╭──

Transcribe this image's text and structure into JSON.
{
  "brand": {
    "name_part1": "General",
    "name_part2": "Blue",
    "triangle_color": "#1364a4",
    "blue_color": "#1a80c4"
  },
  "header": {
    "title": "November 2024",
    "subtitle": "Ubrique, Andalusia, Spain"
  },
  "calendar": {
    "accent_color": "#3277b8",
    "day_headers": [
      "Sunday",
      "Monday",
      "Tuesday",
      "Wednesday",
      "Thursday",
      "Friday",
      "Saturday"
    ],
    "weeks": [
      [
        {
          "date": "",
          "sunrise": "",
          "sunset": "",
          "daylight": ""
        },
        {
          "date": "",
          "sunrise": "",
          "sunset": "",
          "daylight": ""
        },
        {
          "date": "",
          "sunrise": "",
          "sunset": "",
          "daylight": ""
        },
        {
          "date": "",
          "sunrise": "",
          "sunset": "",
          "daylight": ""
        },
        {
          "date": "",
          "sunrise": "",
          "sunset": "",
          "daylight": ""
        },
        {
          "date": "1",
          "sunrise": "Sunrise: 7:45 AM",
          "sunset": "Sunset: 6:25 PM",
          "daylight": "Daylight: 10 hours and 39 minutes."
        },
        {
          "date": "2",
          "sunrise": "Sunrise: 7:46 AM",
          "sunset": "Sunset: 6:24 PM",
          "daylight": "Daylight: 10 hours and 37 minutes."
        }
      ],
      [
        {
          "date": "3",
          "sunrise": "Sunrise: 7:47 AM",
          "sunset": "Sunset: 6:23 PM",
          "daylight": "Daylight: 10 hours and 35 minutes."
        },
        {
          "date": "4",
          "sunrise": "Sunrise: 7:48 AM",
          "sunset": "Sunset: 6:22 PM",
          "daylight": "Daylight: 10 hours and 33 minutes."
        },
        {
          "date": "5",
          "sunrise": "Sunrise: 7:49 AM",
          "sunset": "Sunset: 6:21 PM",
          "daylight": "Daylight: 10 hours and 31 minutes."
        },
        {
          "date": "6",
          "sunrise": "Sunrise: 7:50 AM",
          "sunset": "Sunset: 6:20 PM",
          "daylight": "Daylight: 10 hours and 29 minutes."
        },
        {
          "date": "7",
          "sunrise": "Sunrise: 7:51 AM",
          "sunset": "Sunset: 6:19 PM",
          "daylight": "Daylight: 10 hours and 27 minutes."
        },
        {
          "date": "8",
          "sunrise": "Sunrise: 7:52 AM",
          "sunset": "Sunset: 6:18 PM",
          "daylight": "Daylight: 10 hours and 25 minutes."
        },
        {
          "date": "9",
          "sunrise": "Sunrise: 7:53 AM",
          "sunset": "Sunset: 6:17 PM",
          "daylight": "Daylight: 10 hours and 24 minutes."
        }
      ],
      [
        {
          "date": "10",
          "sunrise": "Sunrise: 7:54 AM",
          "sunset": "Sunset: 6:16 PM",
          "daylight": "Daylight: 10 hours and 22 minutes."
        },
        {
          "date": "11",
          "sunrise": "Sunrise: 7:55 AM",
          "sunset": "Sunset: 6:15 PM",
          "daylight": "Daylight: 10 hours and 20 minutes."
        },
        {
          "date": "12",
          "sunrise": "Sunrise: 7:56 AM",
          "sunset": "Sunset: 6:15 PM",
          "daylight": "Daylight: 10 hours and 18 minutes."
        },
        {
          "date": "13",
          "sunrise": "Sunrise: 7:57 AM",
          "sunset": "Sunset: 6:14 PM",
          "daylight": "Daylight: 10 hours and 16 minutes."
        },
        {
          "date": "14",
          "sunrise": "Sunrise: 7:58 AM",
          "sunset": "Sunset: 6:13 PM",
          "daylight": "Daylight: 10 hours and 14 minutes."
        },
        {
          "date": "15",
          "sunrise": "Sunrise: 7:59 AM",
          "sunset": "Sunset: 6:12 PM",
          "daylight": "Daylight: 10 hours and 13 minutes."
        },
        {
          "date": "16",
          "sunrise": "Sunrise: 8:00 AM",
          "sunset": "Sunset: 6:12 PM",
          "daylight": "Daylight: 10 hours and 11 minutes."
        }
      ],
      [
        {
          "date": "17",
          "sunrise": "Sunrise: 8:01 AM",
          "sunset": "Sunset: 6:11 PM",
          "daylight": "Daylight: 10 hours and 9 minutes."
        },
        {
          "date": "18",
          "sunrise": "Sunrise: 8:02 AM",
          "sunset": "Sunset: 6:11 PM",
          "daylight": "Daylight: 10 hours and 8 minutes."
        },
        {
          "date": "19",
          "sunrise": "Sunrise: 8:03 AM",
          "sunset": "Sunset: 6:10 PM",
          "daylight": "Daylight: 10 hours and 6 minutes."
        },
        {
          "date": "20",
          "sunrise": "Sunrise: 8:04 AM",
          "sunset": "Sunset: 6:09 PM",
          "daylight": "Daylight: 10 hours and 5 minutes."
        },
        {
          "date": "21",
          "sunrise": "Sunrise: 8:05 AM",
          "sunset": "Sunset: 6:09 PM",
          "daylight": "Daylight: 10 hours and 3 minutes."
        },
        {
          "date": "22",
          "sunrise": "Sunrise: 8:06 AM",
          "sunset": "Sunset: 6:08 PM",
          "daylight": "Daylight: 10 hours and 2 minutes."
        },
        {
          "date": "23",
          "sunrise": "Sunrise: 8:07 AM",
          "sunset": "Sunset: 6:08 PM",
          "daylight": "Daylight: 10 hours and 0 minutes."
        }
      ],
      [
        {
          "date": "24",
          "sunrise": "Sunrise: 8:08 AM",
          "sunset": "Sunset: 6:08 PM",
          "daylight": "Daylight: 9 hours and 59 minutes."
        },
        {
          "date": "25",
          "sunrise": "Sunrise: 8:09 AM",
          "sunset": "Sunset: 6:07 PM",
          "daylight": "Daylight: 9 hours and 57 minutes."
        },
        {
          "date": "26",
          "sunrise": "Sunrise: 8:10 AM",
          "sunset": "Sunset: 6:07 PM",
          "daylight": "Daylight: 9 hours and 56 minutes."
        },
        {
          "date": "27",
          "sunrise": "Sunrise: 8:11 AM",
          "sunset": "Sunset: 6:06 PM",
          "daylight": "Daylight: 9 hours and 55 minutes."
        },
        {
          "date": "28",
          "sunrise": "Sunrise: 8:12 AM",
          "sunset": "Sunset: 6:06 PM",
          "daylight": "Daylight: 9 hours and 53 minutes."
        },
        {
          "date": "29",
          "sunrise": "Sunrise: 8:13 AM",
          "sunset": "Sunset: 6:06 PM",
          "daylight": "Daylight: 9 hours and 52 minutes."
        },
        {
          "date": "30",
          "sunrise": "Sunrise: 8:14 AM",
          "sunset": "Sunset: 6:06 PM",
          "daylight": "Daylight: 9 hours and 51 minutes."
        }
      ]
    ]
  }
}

╰──

◆ What you need to do: Nothing should be left out: return all of the records exactly.

◆ Complete output:
Transcribe this image's text and structure into JSON.
{
  "brand": {
    "name_part1": "General",
    "name_part2": "Blue",
    "triangle_color": "#1364a4",
    "blue_color": "#1a80c4"
  },
  "header": {
    "title": "November 2024",
    "subtitle": "Ubrique, Andalusia, Spain"
  },
  "calendar": {
    "accent_color": "#3277b8",
    "day_headers": [
      "Sunday",
      "Monday",
      "Tuesday",
      "Wednesday",
      "Thursday",
      "Friday",
      "Saturday"
    ],
    "weeks": [
      [
        {
          "date": "",
          "sunrise": "",
          "sunset": "",
          "daylight": ""
        },
        {
          "date": "",
          "sunrise": "",
          "sunset": "",
          "daylight": ""
        },
        {
          "date": "",
          "sunrise": "",
          "sunset": "",
          "daylight": ""
        },
        {
          "date": "",
          "sunrise": "",
          "sunset": "",
          "daylight": ""
        },
        {
          "date": "",
          "sunrise": "",
          "sunset": "",
          "daylight": ""
        },
        {
          "date": "1",
          "sunrise": "Sunrise: 7:45 AM",
          "sunset": "Sunset: 6:25 PM",
          "daylight": "Daylight: 10 hours and 39 minutes."
        },
        {
          "date": "2",
          "sunrise": "Sunrise: 7:46 AM",
          "sunset": "Sunset: 6:24 PM",
          "daylight": "Daylight: 10 hours and 37 minutes."
        }
      ],
      [
        {
          "date": "3",
          "sunrise": "Sunrise: 7:47 AM",
          "sunset": "Sunset: 6:23 PM",
          "daylight": "Daylight: 10 hours and 35 minutes."
        },
        {
          "date": "4",
          "sunrise": "Sunrise: 7:48 AM",
          "sunset": "Sunset: 6:22 PM",
          "daylight": "Daylight: 10 hours and 33 minutes."
        },
        {
          "date": "5",
          "sunrise": "Sunrise: 7:49 AM",
          "sunset": "Sunset: 6:21 PM",
          "daylight": "Daylight: 10 hours and 31 minutes."
        },
        {
          "date": "6",
          "sunrise": "Sunrise: 7:50 AM",
          "sunset": "Sunset: 6:20 PM",
          "daylight": "Daylight: 10 hours and 29 minutes."
        },
        {
          "date": "7",
          "sunrise": "Sunrise: 7:51 AM",
          "sunset": "Sunset: 6:19 PM",
          "daylight": "Daylight: 10 hours and 27 minutes."
        },
        {
          "date": "8",
          "sunrise": "Sunrise: 7:52 AM",
          "sunset": "Sunset: 6:18 PM",
          "daylight": "Daylight: 10 hours and 25 minutes."
        },
        {
          "date": "9",
          "sunrise": "Sunrise: 7:53 AM",
          "sunset": "Sunset: 6:17 PM",
          "daylight": "Daylight: 10 hours and 24 minutes."
        }
      ],
      [
        {
          "date": "10",
          "sunrise": "Sunrise: 7:54 AM",
          "sunset": "Sunset: 6:16 PM",
          "daylight": "Daylight: 10 hours and 22 minutes."
        },
        {
          "date": "11",
          "sunrise": "Sunrise: 7:55 AM",
          "sunset": "Sunset: 6:15 PM",
          "daylight": "Daylight: 10 hours and 20 minutes."
        },
        {
          "date": "12",
          "sunrise": "Sunrise: 7:56 AM",
          "sunset": "Sunset: 6:15 PM",
          "daylight": "Daylight: 10 hours and 18 minutes."
        },
        {
          "date": "13",
          "sunrise": "Sunrise: 7:57 AM",
          "sunset": "Sunset: 6:14 PM",
          "daylight": "Daylight: 10 hours and 16 minutes."
        },
        {
          "date": "14",
          "sunrise": "Sunrise: 7:58 AM",
          "sunset": "Sunset: 6:13 PM",
          "daylight": "Daylight: 10 hours and 14 minutes."
        },
        {
          "date": "15",
          "sunrise": "Sunrise: 7:59 AM",
          "sunset": "Sunset: 6:12 PM",
          "daylight": "Daylight: 10 hours and 13 minutes."
        },
        {
          "date": "16",
          "sunrise": "Sunrise: 8:00 AM",
          "sunset": "Sunset: 6:12 PM",
          "daylight": "Daylight: 10 hours and 11 minutes."
        }
      ],
      [
        {
          "date": "17",
          "sunrise": "Sunrise: 8:01 AM",
          "sunset": "Sunset: 6:11 PM",
          "daylight": "Daylight: 10 hours and 9 minutes."
        },
        {
          "date": "18",
          "sunrise": "Sunrise: 8:02 AM",
          "sunset": "Sunset: 6:11 PM",
          "daylight": "Daylight: 10 hours and 8 minutes."
        },
        {
          "date": "19",
          "sunrise": "Sunrise: 8:03 AM",
          "sunset": "Sunset: 6:10 PM",
          "daylight": "Daylight: 10 hours and 6 minutes."
        },
        {
          "date": "20",
          "sunrise": "Sunrise: 8:04 AM",
          "sunset": "Sunset: 6:09 PM",
          "daylight": "Daylight: 10 hours and 5 minutes."
        },
        {
          "date": "21",
          "sunrise": "Sunrise: 8:05 AM",
          "sunset": "Sunset: 6:09 PM",
          "daylight": "Daylight: 10 hours and 3 minutes."
        },
        {
          "date": "22",
          "sunrise": "Sunrise: 8:06 AM",
          "sunset": "Sunset: 6:08 PM",
          "daylight": "Daylight: 10 hours and 2 minutes."
        },
        {
          "date": "23",
          "sunrise": "Sunrise: 8:07 AM",
          "sunset": "Sunset: 6:08 PM",
          "daylight": "Daylight: 10 hours and 0 minutes."
        }
      ],
      [
        {
          "date": "24",
          "sunrise": "Sunrise: 8:08 AM",
          "sunset": "Sunset: 6:08 PM",
          "daylight": "Daylight: 9 hours and 59 minutes."
        },
        {
          "date": "25",
          "sunrise": "Sunrise: 8:09 AM",
          "sunset": "Sunset: 6:07 PM",
          "daylight": "Daylight: 9 hours and 57 minutes."
        },
        {
          "date": "26",
          "sunrise": "Sunrise: 8:10 AM",
          "sunset": "Sunset: 6:07 PM",
          "daylight": "Daylight: 9 hours and 56 minutes."
        },
        {
          "date": "27",
          "sunrise": "Sunrise: 8:11 AM",
          "sunset": "Sunset: 6:06 PM",
          "daylight": "Daylight: 9 hours and 55 minutes."
        },
        {
          "date": "28",
          "sunrise": "Sunrise: 8:12 AM",
          "sunset": "Sunset: 6:06 PM",
          "daylight": "Daylight: 9 hours and 53 minutes."
        },
        {
          "date": "29",
          "sunrise": "Sunrise: 8:13 AM",
          "sunset": "Sunset: 6:06 PM",
          "daylight": "Daylight: 9 hours and 52 minutes."
        },
        {
          "date": "30",
          "sunrise": "Sunrise: 8:14 AM",
          "sunset": "Sunset: 6:06 PM",
          "daylight": "Daylight: 9 hours and 51 minutes."
        }
      ]
    ]
  }
}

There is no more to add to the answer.